**Your instructions:** Could you print the listing again exactly, omitting the pictures?

= = = = = = =

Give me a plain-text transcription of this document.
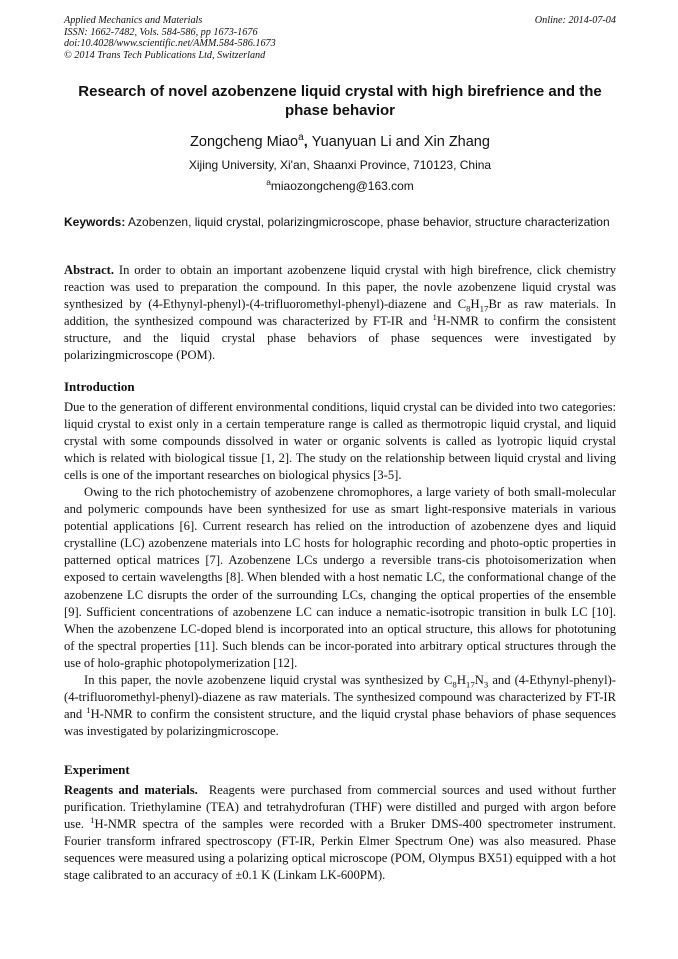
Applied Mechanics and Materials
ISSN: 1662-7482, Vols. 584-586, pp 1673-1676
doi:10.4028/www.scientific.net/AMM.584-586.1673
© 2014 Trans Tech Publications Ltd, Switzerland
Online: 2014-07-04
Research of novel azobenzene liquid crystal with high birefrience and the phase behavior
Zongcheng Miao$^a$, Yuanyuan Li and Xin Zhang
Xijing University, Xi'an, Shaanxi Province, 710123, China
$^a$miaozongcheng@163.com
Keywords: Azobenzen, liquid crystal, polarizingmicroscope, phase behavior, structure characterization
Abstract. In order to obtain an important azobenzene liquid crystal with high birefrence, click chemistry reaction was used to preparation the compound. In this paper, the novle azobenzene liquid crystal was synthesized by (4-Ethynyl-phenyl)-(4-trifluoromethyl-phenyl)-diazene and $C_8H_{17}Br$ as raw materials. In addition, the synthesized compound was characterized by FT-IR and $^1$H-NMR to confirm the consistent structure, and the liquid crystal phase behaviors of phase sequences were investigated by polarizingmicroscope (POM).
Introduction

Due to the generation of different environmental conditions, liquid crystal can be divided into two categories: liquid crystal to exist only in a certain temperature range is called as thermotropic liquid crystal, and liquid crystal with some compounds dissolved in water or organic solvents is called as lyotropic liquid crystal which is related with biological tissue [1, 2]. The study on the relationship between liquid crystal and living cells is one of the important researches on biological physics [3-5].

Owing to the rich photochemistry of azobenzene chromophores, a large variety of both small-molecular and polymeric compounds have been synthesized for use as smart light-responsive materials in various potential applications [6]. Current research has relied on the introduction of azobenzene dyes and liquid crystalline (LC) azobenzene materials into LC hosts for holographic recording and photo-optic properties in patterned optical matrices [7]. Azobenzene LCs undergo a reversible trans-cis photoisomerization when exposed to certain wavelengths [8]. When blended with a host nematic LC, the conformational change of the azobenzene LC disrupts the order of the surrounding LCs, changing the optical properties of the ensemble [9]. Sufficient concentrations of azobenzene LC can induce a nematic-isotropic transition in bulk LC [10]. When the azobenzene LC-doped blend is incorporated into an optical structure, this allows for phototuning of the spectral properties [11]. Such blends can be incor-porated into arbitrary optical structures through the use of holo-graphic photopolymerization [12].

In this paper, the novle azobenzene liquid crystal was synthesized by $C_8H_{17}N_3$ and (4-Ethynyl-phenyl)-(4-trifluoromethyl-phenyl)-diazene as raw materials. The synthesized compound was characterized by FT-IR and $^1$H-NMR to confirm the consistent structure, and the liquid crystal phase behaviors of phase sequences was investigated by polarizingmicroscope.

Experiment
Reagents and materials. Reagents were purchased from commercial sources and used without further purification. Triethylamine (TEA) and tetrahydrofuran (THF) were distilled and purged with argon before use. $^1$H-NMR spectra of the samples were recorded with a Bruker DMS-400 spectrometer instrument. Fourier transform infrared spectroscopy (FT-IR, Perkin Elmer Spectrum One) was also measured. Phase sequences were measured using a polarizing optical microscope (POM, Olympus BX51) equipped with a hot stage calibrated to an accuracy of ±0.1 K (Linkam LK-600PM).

= = = = = = =

**Solution:**
Give me a plain-text transcription of this document.
Applied Mechanics and Materials
ISSN: 1662-7482, Vols. 584-586, pp 1673-1676
doi:10.4028/www.scientific.net/AMM.584-586.1673
© 2014 Trans Tech Publications Ltd, Switzerland
Online: 2014-07-04
Research of novel azobenzene liquid crystal with high birefrience and the phase behavior
Zongcheng Miao$^a$, Yuanyuan Li and Xin Zhang
Xijing University, Xi'an, Shaanxi Province, 710123, China
$^a$miaozongcheng@163.com
Keywords: Azobenzen, liquid crystal, polarizingmicroscope, phase behavior, structure characterization
Abstract. In order to obtain an important azobenzene liquid crystal with high birefrence, click chemistry reaction was used to preparation the compound. In this paper, the novle azobenzene liquid crystal was synthesized by (4-Ethynyl-phenyl)-(4-trifluoromethyl-phenyl)-diazene and $C_8H_{17}Br$ as raw materials. In addition, the synthesized compound was characterized by FT-IR and $^1$H-NMR to confirm the consistent structure, and the liquid crystal phase behaviors of phase sequences were investigated by polarizingmicroscope (POM).
Introduction

Due to the generation of different environmental conditions, liquid crystal can be divided into two categories: liquid crystal to exist only in a certain temperature range is called as thermotropic liquid crystal, and liquid crystal with some compounds dissolved in water or organic solvents is called as lyotropic liquid crystal which is related with biological tissue [1, 2]. The study on the relationship between liquid crystal and living cells is one of the important researches on biological physics [3-5].

Owing to the rich photochemistry of azobenzene chromophores, a large variety of both small-molecular and polymeric compounds have been synthesized for use as smart light-responsive materials in various potential applications [6]. Current research has relied on the introduction of azobenzene dyes and liquid crystalline (LC) azobenzene materials into LC hosts for holographic recording and photo-optic properties in patterned optical matrices [7]. Azobenzene LCs undergo a reversible trans-cis photoisomerization when exposed to certain wavelengths [8]. When blended with a host nematic LC, the conformational change of the azobenzene LC disrupts the order of the surrounding LCs, changing the optical properties of the ensemble [9]. Sufficient concentrations of azobenzene LC can induce a nematic-isotropic transition in bulk LC [10]. When the azobenzene LC-doped blend is incorporated into an optical structure, this allows for phototuning of the spectral properties [11]. Such blends can be incor-porated into arbitrary optical structures through the use of holo-graphic photopolymerization [12].

In this paper, the novle azobenzene liquid crystal was synthesized by $C_8H_{17}N_3$ and (4-Ethynyl-phenyl)-(4-trifluoromethyl-phenyl)-diazene as raw materials. The synthesized compound was characterized by FT-IR and $^1$H-NMR to confirm the consistent structure, and the liquid crystal phase behaviors of phase sequences was investigated by polarizingmicroscope.

Experiment
Reagents and materials. Reagents were purchased from commercial sources and used without further purification. Triethylamine (TEA) and tetrahydrofuran (THF) were distilled and purged with argon before use. $^1$H-NMR spectra of the samples were recorded with a Bruker DMS-400 spectrometer instrument. Fourier transform infrared spectroscopy (FT-IR, Perkin Elmer Spectrum One) was also measured. Phase sequences were measured using a polarizing optical microscope (POM, Olympus BX51) equipped with a hot stage calibrated to an accuracy of ±0.1 K (Linkam LK-600PM).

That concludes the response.